## Instructions to follow
Copy the data from its first line through the line containing "Bar xyxy=(301,180,316,231)", replacing "saline vehicle" with "saline control" and keeping everything else the same.

## Data excerpts

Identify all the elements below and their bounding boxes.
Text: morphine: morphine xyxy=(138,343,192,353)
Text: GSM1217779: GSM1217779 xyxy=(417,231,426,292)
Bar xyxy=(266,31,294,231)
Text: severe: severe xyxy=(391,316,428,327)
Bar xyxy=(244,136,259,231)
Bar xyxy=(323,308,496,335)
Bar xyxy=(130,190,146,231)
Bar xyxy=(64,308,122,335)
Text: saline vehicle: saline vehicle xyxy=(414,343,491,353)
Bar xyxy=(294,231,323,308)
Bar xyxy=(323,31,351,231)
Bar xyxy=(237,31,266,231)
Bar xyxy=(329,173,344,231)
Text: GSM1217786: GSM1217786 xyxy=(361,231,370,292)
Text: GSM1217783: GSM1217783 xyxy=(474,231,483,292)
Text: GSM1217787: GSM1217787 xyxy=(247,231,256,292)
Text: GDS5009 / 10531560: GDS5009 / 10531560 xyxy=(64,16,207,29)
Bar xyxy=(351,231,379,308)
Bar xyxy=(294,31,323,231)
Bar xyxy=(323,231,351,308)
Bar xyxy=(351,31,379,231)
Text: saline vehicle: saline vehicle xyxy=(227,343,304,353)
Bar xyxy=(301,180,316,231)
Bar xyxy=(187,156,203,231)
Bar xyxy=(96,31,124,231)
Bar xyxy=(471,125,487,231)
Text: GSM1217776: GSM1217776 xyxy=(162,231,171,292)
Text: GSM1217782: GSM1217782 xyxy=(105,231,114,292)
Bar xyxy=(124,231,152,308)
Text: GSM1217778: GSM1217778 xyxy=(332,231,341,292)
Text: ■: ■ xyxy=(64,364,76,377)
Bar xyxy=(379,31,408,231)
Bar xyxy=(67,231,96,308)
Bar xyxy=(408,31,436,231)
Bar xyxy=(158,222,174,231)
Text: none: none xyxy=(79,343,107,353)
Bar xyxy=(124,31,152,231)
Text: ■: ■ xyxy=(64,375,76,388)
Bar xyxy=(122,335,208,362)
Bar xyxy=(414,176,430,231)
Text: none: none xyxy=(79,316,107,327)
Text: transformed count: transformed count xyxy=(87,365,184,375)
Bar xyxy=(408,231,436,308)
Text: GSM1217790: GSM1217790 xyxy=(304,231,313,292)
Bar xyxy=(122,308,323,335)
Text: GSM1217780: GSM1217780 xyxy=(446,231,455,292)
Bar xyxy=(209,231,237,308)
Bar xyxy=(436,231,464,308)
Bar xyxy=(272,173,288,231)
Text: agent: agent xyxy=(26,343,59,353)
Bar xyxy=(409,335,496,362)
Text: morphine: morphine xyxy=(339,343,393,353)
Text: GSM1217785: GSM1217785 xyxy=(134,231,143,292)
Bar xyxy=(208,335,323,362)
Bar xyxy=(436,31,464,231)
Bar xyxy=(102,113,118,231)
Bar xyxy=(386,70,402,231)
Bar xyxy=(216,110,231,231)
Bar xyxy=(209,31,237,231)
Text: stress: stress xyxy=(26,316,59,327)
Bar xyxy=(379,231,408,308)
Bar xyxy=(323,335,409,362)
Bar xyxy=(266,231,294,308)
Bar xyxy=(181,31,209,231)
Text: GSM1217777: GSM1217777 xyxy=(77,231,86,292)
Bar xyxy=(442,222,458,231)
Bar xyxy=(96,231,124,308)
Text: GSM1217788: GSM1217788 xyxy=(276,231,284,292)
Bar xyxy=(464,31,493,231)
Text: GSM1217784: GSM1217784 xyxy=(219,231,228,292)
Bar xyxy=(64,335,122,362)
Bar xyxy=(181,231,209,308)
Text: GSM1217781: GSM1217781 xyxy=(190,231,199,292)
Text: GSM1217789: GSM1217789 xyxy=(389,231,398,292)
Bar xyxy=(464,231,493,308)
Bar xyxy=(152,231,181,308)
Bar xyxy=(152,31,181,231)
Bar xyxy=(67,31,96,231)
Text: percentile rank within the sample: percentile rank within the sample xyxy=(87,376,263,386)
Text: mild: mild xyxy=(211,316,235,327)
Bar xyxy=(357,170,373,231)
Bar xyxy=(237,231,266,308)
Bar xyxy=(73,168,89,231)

## Solution for this exercise
Identify all the elements below and their bounding boxes.
Text: morphine: morphine xyxy=(138,343,192,353)
Text: GSM1217779: GSM1217779 xyxy=(417,231,426,292)
Bar xyxy=(266,31,294,231)
Text: severe: severe xyxy=(391,316,428,327)
Bar xyxy=(244,136,259,231)
Bar xyxy=(323,308,496,335)
Bar xyxy=(130,190,146,231)
Bar xyxy=(64,308,122,335)
Text: saline control: saline control xyxy=(414,343,491,353)
Bar xyxy=(294,231,323,308)
Bar xyxy=(323,31,351,231)
Bar xyxy=(237,31,266,231)
Bar xyxy=(329,173,344,231)
Text: GSM1217786: GSM1217786 xyxy=(361,231,370,292)
Text: GSM1217783: GSM1217783 xyxy=(474,231,483,292)
Text: GSM1217787: GSM1217787 xyxy=(247,231,256,292)
Text: GDS5009 / 10531560: GDS5009 / 10531560 xyxy=(64,16,207,29)
Bar xyxy=(351,231,379,308)
Bar xyxy=(294,31,323,231)
Bar xyxy=(323,231,351,308)
Bar xyxy=(351,31,379,231)
Text: saline control: saline control xyxy=(227,343,304,353)
Bar xyxy=(301,180,316,231)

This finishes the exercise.